[What to produce]: Provide an exact copy of the data, excluding the images.

[Saved data entries]

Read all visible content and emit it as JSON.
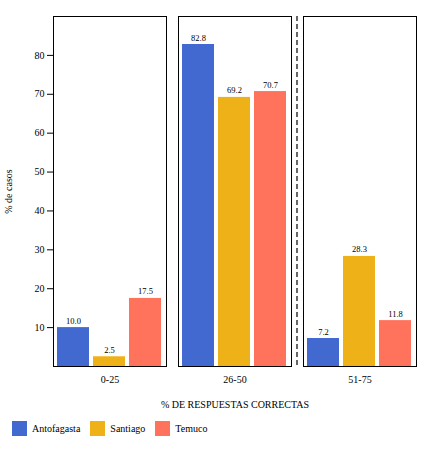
{
  "chart_data": {
    "type": "bar",
    "categories": [
      "0-25",
      "26-50",
      "51-75"
    ],
    "series": [
      {
        "name": "Antofagasta",
        "values": [
          10.0,
          82.8,
          7.2
        ],
        "value_labels": [
          "10.0",
          "82.8",
          "7.2"
        ]
      },
      {
        "name": "Santiago",
        "values": [
          2.5,
          69.2,
          28.3
        ],
        "value_labels": [
          "2.5",
          "69.2",
          "28.3"
        ]
      },
      {
        "name": "Temuco",
        "values": [
          17.5,
          70.7,
          11.8
        ],
        "value_labels": [
          "17.5",
          "70.7",
          "11.8"
        ]
      }
    ],
    "xlabel": "% DE RESPUESTAS CORRECTAS",
    "ylabel": "% de casos",
    "ylim": [
      0,
      90
    ],
    "yticks": [
      10,
      20,
      30,
      40,
      50,
      60,
      70,
      80
    ],
    "data_labels": true,
    "legend": "lower left"
  }
}
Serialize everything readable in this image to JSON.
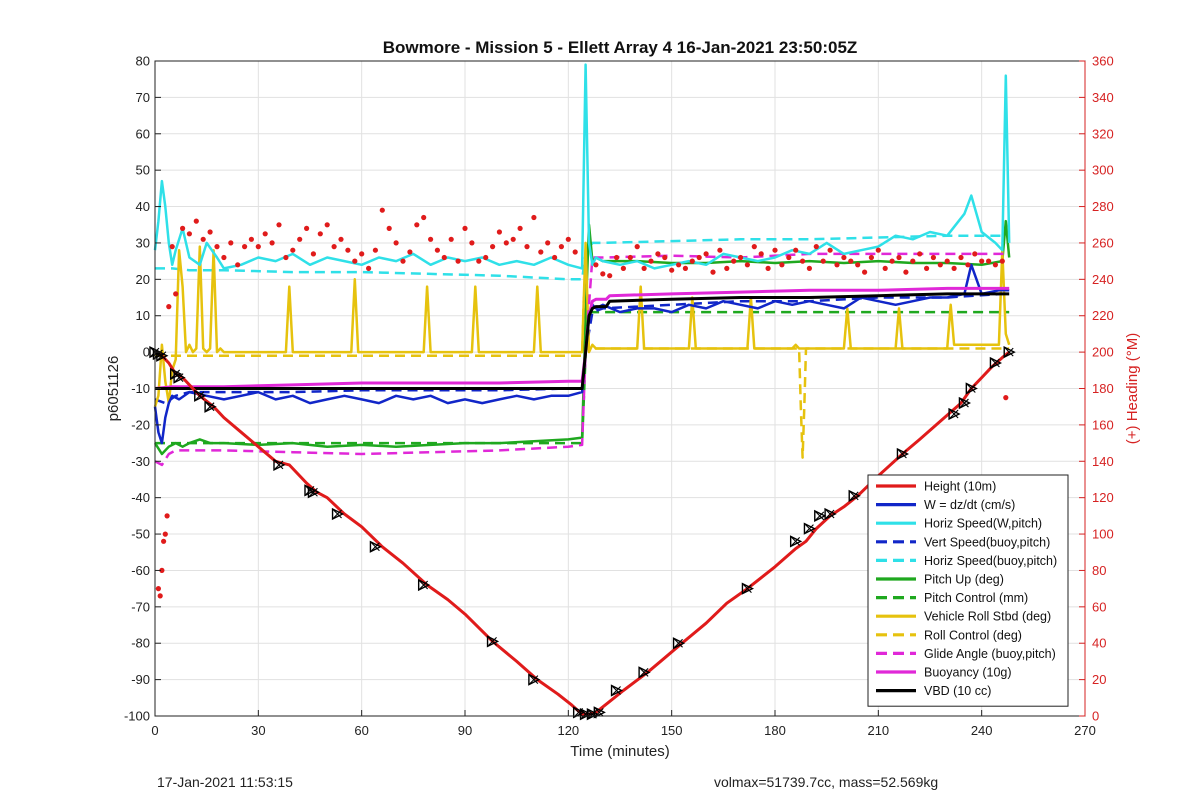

[Solution]:
Read all visible content and emit it as JSON.
{
  "chart_data": {
    "type": "bar",
    "categories": [
      "0-25",
      "26-50",
      "51-75"
    ],
    "series": [
      {
        "name": "Antofagasta",
        "values": [
          10.0,
          82.8,
          7.2
        ],
        "value_labels": [
          "10.0",
          "82.8",
          "7.2"
        ]
      },
      {
        "name": "Santiago",
        "values": [
          2.5,
          69.2,
          28.3
        ],
        "value_labels": [
          "2.5",
          "69.2",
          "28.3"
        ]
      },
      {
        "name": "Temuco",
        "values": [
          17.5,
          70.7,
          11.8
        ],
        "value_labels": [
          "17.5",
          "70.7",
          "11.8"
        ]
      }
    ],
    "xlabel": "% DE RESPUESTAS CORRECTAS",
    "ylabel": "% de casos",
    "ylim": [
      0,
      90
    ],
    "yticks": [
      10,
      20,
      30,
      40,
      50,
      60,
      70,
      80
    ],
    "data_labels": true,
    "legend": "lower left"
  }
}
Serialize everything readable in this image to JSON.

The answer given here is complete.